>> START Record list
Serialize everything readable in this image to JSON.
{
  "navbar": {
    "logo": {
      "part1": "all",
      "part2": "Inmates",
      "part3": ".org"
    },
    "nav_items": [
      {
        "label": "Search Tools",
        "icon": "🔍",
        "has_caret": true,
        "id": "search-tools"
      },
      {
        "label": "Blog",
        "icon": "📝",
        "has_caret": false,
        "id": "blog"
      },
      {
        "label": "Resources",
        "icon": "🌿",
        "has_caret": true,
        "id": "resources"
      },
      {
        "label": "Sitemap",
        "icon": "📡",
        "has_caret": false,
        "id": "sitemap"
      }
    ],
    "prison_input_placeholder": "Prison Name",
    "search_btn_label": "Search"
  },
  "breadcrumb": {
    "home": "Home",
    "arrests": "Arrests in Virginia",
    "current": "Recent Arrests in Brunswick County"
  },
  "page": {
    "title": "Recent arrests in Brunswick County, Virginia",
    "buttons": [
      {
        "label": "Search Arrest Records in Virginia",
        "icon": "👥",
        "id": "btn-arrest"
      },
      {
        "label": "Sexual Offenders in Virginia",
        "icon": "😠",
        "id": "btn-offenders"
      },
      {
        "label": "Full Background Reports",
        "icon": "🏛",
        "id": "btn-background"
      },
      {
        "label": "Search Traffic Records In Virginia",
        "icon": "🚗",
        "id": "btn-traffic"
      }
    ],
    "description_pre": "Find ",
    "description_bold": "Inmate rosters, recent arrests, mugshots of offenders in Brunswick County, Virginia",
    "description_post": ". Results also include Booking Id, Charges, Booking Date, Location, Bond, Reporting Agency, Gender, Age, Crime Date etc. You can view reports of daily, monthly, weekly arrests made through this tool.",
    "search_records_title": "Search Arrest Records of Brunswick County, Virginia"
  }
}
>> END Record list
Exercise aim
From the listing above, extract all records word for word.

The reply
Serialize everything readable in this image to JSON.
{
  "navbar": {
    "logo": {
      "part1": "all",
      "part2": "Inmates",
      "part3": ".org"
    },
    "nav_items": [
      {
        "label": "Search Tools",
        "icon": "🔍",
        "has_caret": true,
        "id": "search-tools"
      },
      {
        "label": "Blog",
        "icon": "📝",
        "has_caret": false,
        "id": "blog"
      },
      {
        "label": "Resources",
        "icon": "🌿",
        "has_caret": true,
        "id": "resources"
      },
      {
        "label": "Sitemap",
        "icon": "📡",
        "has_caret": false,
        "id": "sitemap"
      }
    ],
    "prison_input_placeholder": "Prison Name",
    "search_btn_label": "Search"
  },
  "breadcrumb": {
    "home": "Home",
    "arrests": "Arrests in Virginia",
    "current": "Recent Arrests in Brunswick County"
  },
  "page": {
    "title": "Recent arrests in Brunswick County, Virginia",
    "buttons": [
      {
        "label": "Search Arrest Records in Virginia",
        "icon": "👥",
        "id": "btn-arrest"
      },
      {
        "label": "Sexual Offenders in Virginia",
        "icon": "😠",
        "id": "btn-offenders"
      },
      {
        "label": "Full Background Reports",
        "icon": "🏛",
        "id": "btn-background"
      },
      {
        "label": "Search Traffic Records In Virginia",
        "icon": "🚗",
        "id": "btn-traffic"
      }
    ],
    "description_pre": "Find ",
    "description_bold": "Inmate rosters, recent arrests, mugshots of offenders in Brunswick County, Virginia",
    "description_post": ". Results also include Booking Id, Charges, Booking Date, Location, Bond, Reporting Agency, Gender, Age, Crime Date etc. You can view reports of daily, monthly, weekly arrests made through this tool.",
    "search_records_title": "Search Arrest Records of Brunswick County, Virginia"
  }
}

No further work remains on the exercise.